### Provided entries
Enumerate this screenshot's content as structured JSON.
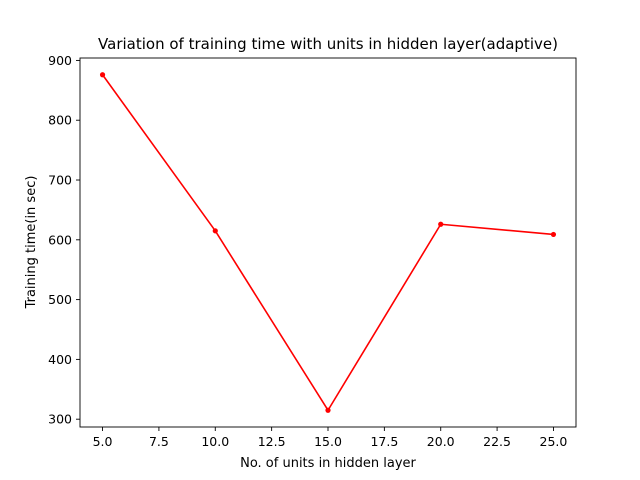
{
  "chart_data": {
    "type": "line",
    "title": "Variation of training time with units in hidden layer(adaptive)",
    "xlabel": "No. of units in hidden layer",
    "ylabel": "Training time(in sec)",
    "x": [
      5,
      10,
      15,
      20,
      25
    ],
    "series": [
      {
        "values": [
          876,
          615,
          315,
          626,
          609
        ],
        "color": "#ff0000",
        "marker": "circle"
      }
    ],
    "xlim": [
      4,
      26
    ],
    "ylim": [
      286.95,
      904.05
    ],
    "xticks": [
      {
        "value": 5,
        "label": "5.0"
      },
      {
        "value": 7.5,
        "label": "7.5"
      },
      {
        "value": 10,
        "label": "10.0"
      },
      {
        "value": 12.5,
        "label": "12.5"
      },
      {
        "value": 15,
        "label": "15.0"
      },
      {
        "value": 17.5,
        "label": "17.5"
      },
      {
        "value": 20,
        "label": "20.0"
      },
      {
        "value": 22.5,
        "label": "22.5"
      },
      {
        "value": 25,
        "label": "25.0"
      }
    ],
    "yticks": [
      {
        "value": 300,
        "label": "300"
      },
      {
        "value": 400,
        "label": "400"
      },
      {
        "value": 500,
        "label": "500"
      },
      {
        "value": 600,
        "label": "600"
      },
      {
        "value": 700,
        "label": "700"
      },
      {
        "value": 800,
        "label": "800"
      },
      {
        "value": 900,
        "label": "900"
      }
    ],
    "grid": false,
    "legend": "none"
  }
}
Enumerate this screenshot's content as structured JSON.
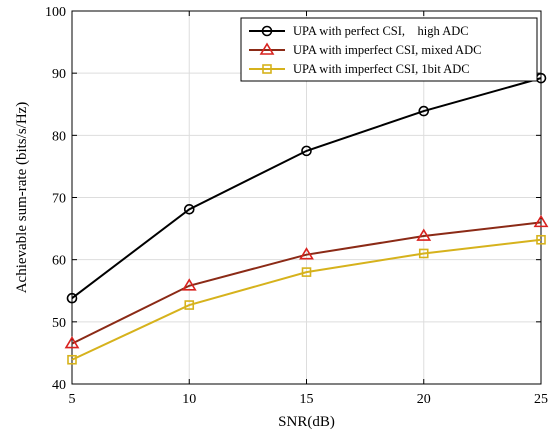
{
  "chart_data": {
    "type": "line",
    "title": "",
    "xlabel": "SNR(dB)",
    "ylabel": "Achievable sum-rate (bits/s/Hz)",
    "xlim": [
      5,
      25
    ],
    "ylim": [
      40,
      100
    ],
    "xticks": [
      5,
      10,
      15,
      20,
      25
    ],
    "yticks": [
      40,
      50,
      60,
      70,
      80,
      90,
      100
    ],
    "grid": true,
    "legend_position": "top-right",
    "x": [
      5,
      10,
      15,
      20,
      25
    ],
    "series": [
      {
        "name": "UPA with perfect CSI,    high ADC",
        "values": [
          53.8,
          68.1,
          77.5,
          83.9,
          89.2
        ],
        "color": "#000000",
        "marker": "circle"
      },
      {
        "name": "UPA with imperfect CSI, mixed ADC",
        "values": [
          46.5,
          55.8,
          60.8,
          63.8,
          66.0
        ],
        "color": "#d9221f",
        "line_color": "#8b2a16",
        "marker": "triangle"
      },
      {
        "name": "UPA with imperfect CSI, 1bit ADC",
        "values": [
          43.9,
          52.7,
          58.0,
          61.0,
          63.2
        ],
        "color": "#d6b21c",
        "marker": "square"
      }
    ]
  }
}
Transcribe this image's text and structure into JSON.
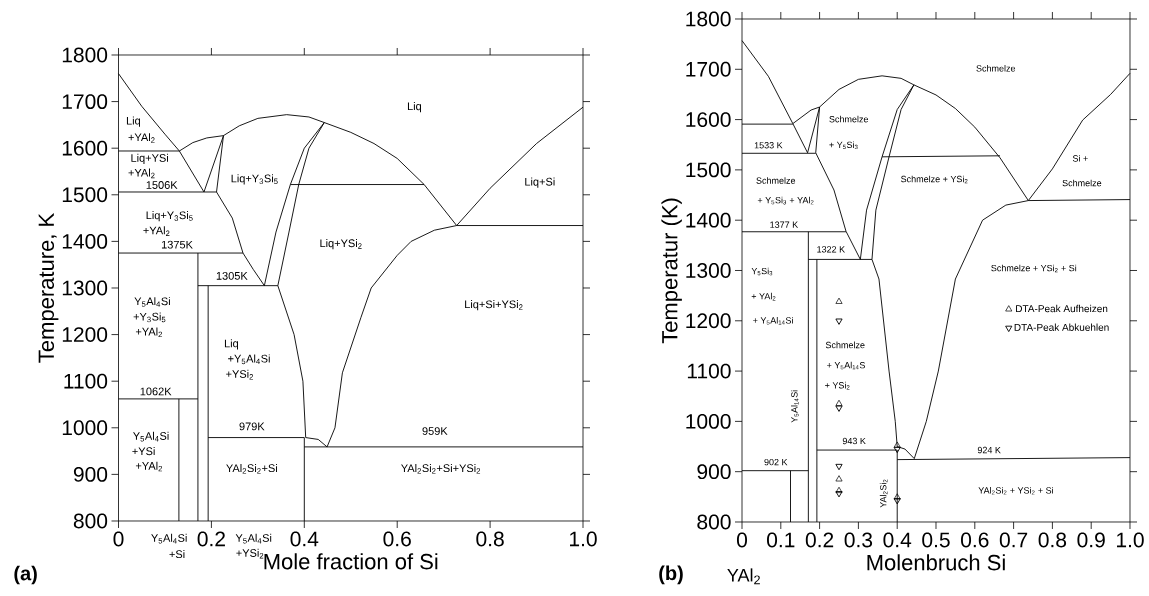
{
  "chart_data": [
    {
      "type": "line",
      "xlabel": "Mole fraction of Si",
      "ylabel": "Temperature, K",
      "xlim": [
        0,
        1
      ],
      "ylim": [
        800,
        1800
      ],
      "marker": "none",
      "line_style": "solid",
      "xticks": [
        0,
        0.2,
        0.4,
        0.6,
        0.8,
        {
          "value": 1,
          "label": "1.0"
        }
      ],
      "yticks": [
        800,
        900,
        1000,
        1100,
        1200,
        1300,
        1400,
        1500,
        1600,
        1700,
        1800
      ],
      "series": [
        {
          "color": "#000000",
          "x": [
            0,
            0.05,
            0.1,
            0.131,
            0.184
          ],
          "values": [
            1760,
            1690,
            1630,
            1594,
            1506
          ]
        },
        {
          "color": "#000000",
          "x": [
            0,
            0.131
          ],
          "values": [
            1594,
            1594
          ]
        },
        {
          "color": "#000000",
          "x": [
            0.131,
            0.16,
            0.19,
            0.226,
            0.26,
            0.3,
            0.362,
            0.41,
            0.443,
            0.5,
            0.55,
            0.6,
            0.658,
            0.728,
            0.8,
            0.9,
            1
          ],
          "values": [
            1594,
            1612,
            1622,
            1627,
            1648,
            1664,
            1672,
            1667,
            1655,
            1634,
            1610,
            1578,
            1522,
            1434,
            1514,
            1610,
            1688
          ]
        },
        {
          "color": "#000000",
          "x": [
            0.184,
            0.226
          ],
          "values": [
            1506,
            1627
          ]
        },
        {
          "color": "#000000",
          "x": [
            0.211,
            0.226
          ],
          "values": [
            1506,
            1627
          ]
        },
        {
          "color": "#000000",
          "x": [
            0,
            0.211
          ],
          "values": [
            1506,
            1506
          ]
        },
        {
          "color": "#000000",
          "x": [
            0.37,
            0.658
          ],
          "values": [
            1522,
            1522
          ]
        },
        {
          "color": "#000000",
          "x": [
            0.443,
            0.4,
            0.37,
            0.339,
            0.314
          ],
          "values": [
            1655,
            1600,
            1522,
            1420,
            1305
          ]
        },
        {
          "color": "#000000",
          "x": [
            0.211,
            0.245,
            0.268,
            0.29,
            0.314
          ],
          "values": [
            1506,
            1450,
            1375,
            1340,
            1305
          ]
        },
        {
          "color": "#000000",
          "x": [
            0,
            0.268
          ],
          "values": [
            1375,
            1375
          ]
        },
        {
          "color": "#000000",
          "x": [
            0.171,
            0.171
          ],
          "values": [
            1375,
            800
          ]
        },
        {
          "color": "#000000",
          "x": [
            0.193,
            0.193
          ],
          "values": [
            1305,
            800
          ]
        },
        {
          "color": "#000000",
          "x": [
            0.171,
            0.343
          ],
          "values": [
            1305,
            1305
          ]
        },
        {
          "color": "#000000",
          "x": [
            0.443,
            0.41,
            0.388,
            0.367,
            0.343,
            0.378,
            0.397,
            0.403,
            0.43,
            0.449,
            0.466,
            0.482,
            0.522,
            0.544,
            0.6,
            0.63,
            0.68,
            0.728,
            1
          ],
          "values": [
            1655,
            1600,
            1522,
            1420,
            1305,
            1200,
            1100,
            979,
            975,
            959,
            1000,
            1118,
            1237,
            1300,
            1370,
            1400,
            1424,
            1434,
            1434
          ]
        },
        {
          "color": "#000000",
          "x": [
            0.193,
            0.4,
            0.4
          ],
          "values": [
            979,
            979,
            800
          ]
        },
        {
          "color": "#000000",
          "x": [
            0,
            0.171
          ],
          "values": [
            1062,
            1062
          ]
        },
        {
          "color": "#000000",
          "x": [
            0.13,
            0.13
          ],
          "values": [
            1062,
            800
          ]
        },
        {
          "color": "#000000",
          "x": [
            0.4,
            1
          ],
          "values": [
            959,
            959
          ]
        }
      ],
      "annotations": [
        "(a)",
        "Liq",
        "Liq",
        "+YAl$_{2}$",
        "Liq+YSi",
        "+YAl$_{2}$",
        "1506K",
        "Liq+Y$_{3}$Si$_{5}$",
        "Liq+Si",
        "Liq+Y$_{3}$Si$_{5}$",
        "+YAl$_{2}$",
        "1375K",
        "Liq+YSi$_{2}$",
        "1305K",
        "Y$_{5}$Al$_{4}$Si",
        "+Y$_{3}$Si$_{5}$",
        "+YAl$_{2}$",
        "Liq+Si+YSi$_{2}$",
        "Liq",
        "+Y$_{5}$Al$_{4}$Si",
        "+YSi$_{2}$",
        "1062K",
        "979K",
        "959K",
        "Y$_{5}$Al$_{4}$Si",
        "+YSi",
        "+YAl$_{2}$",
        "YAl$_{2}$Si$_{2}$+Si",
        "YAl$_{2}$Si$_{2}$+Si+YSi$_{2}$",
        "Y$_{5}$Al$_{4}$Si",
        "+Si",
        "Y$_{5}$Al$_{4}$Si",
        "+YSi$_{2}$"
      ]
    },
    {
      "type": "line",
      "xlabel": "Molenbruch Si",
      "ylabel": "Temperatur (K)",
      "xlim": [
        0,
        1
      ],
      "ylim": [
        800,
        1800
      ],
      "marker": "none",
      "line_style": "solid",
      "legend": "right",
      "xticks": [
        0,
        0.1,
        0.2,
        0.3,
        0.4,
        0.5,
        0.6,
        0.7,
        0.8,
        0.9,
        {
          "value": 1,
          "label": "1.0"
        }
      ],
      "yticks": [
        800,
        900,
        1000,
        1100,
        1200,
        1300,
        1400,
        1500,
        1600,
        1700,
        1800
      ],
      "series": [
        {
          "color": "#000000",
          "x": [
            0,
            0.068,
            0.131,
            0.169
          ],
          "values": [
            1757,
            1686,
            1592,
            1534
          ]
        },
        {
          "color": "#000000",
          "x": [
            0,
            0.131
          ],
          "values": [
            1591,
            1591
          ]
        },
        {
          "color": "#000000",
          "x": [
            0.131,
            0.178,
            0.2,
            0.25,
            0.3,
            0.361,
            0.41,
            0.443,
            0.5,
            0.55,
            0.6,
            0.665,
            0.738,
            0.8,
            0.878,
            0.95,
            1
          ],
          "values": [
            1592,
            1619,
            1625,
            1660,
            1680,
            1687,
            1682,
            1669,
            1649,
            1622,
            1585,
            1524,
            1439,
            1502,
            1599,
            1650,
            1692
          ]
        },
        {
          "color": "#000000",
          "x": [
            0.169,
            0.2
          ],
          "values": [
            1534,
            1625
          ]
        },
        {
          "color": "#000000",
          "x": [
            0.19,
            0.2
          ],
          "values": [
            1534,
            1625
          ]
        },
        {
          "color": "#000000",
          "x": [
            0,
            0.19
          ],
          "values": [
            1533,
            1533
          ]
        },
        {
          "color": "#000000",
          "x": [
            0.361,
            0.665
          ],
          "values": [
            1526,
            1528
          ]
        },
        {
          "color": "#000000",
          "x": [
            0.443,
            0.4,
            0.361,
            0.321,
            0.305
          ],
          "values": [
            1669,
            1620,
            1526,
            1420,
            1322
          ]
        },
        {
          "color": "#000000",
          "x": [
            0.19,
            0.237,
            0.268,
            0.305
          ],
          "values": [
            1534,
            1460,
            1378,
            1322
          ]
        },
        {
          "color": "#000000",
          "x": [
            0,
            0.268
          ],
          "values": [
            1377,
            1377
          ]
        },
        {
          "color": "#000000",
          "x": [
            0.171,
            0.171
          ],
          "values": [
            1377,
            800
          ]
        },
        {
          "color": "#000000",
          "x": [
            0.193,
            0.193
          ],
          "values": [
            1322,
            800
          ]
        },
        {
          "color": "#000000",
          "x": [
            0.171,
            0.335
          ],
          "values": [
            1322,
            1322
          ]
        },
        {
          "color": "#000000",
          "x": [
            0.443,
            0.41,
            0.379,
            0.345,
            0.335,
            0.353,
            0.379,
            0.395,
            0.4,
            0.42,
            0.444,
            0.475,
            0.506,
            0.55,
            0.62,
            0.68,
            0.738,
            1
          ],
          "values": [
            1669,
            1620,
            1526,
            1420,
            1322,
            1283,
            1100,
            1000,
            950,
            945,
            926,
            1000,
            1100,
            1283,
            1400,
            1430,
            1439,
            1441
          ]
        },
        {
          "color": "#000000",
          "x": [
            0.193,
            0.4,
            0.4
          ],
          "values": [
            943,
            943,
            800
          ]
        },
        {
          "color": "#000000",
          "x": [
            0.4,
            1
          ],
          "values": [
            924,
            928
          ]
        },
        {
          "color": "#000000",
          "x": [
            0,
            0.171
          ],
          "values": [
            902,
            902
          ]
        },
        {
          "color": "#000000",
          "x": [
            0.125,
            0.125
          ],
          "values": [
            902,
            800
          ]
        },
        {
          "type": "scatter",
          "marker": "triangle",
          "name": "DTA-Peak Aufheizen",
          "color": "#000000",
          "x": [
            0.25,
            0.25,
            0.25,
            0.25,
            0.4,
            0.4
          ],
          "values": [
            1238,
            885,
            1035,
            862,
            952,
            849
          ]
        },
        {
          "type": "scatter",
          "marker": "triangle down",
          "name": "DTA-Peak Abkuehlen",
          "color": "#000000",
          "x": [
            0.25,
            0.25,
            0.25,
            0.25,
            0.4,
            0.4
          ],
          "values": [
            1200,
            911,
            1027,
            857,
            945,
            843
          ]
        }
      ],
      "annotations": [
        "(b)",
        "Schmelze",
        "Schmelze",
        "+ Y$_{5}$Si$_{3}$",
        "1533 K",
        "Schmelze",
        "+ Y$_{5}$Si$_{3}$ + YAl$_{2}$",
        "1377 K",
        "Schmelze + YSi$_{2}$",
        "Si +",
        "Schmelze",
        "1322 K",
        "Schmelze + YSi$_{2}$ + Si",
        "Y$_{5}$Si$_{3}$",
        "+ YAl$_{2}$",
        "+ Y$_{5}$Al$_{14}$Si",
        "Schmelze",
        "+ Y$_{5}$Al$_{14}$S",
        "+ YSi$_{2}$",
        "Y$_{5}$Al$_{14}$Si",
        "943 K",
        "902 K",
        "924 K",
        "YAl$_{2}$Si$_{2}$",
        "YAl$_{2}$Si$_{2}$ + YSi$_{2}$ + Si",
        "YAl$_{2}$"
      ]
    }
  ]
}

### Goal of the exercise
Return each line of the data that contains the string "Peak".

### Output
          "name": "DTA-Peak Aufheizen",
          "name": "DTA-Peak Abkuehlen",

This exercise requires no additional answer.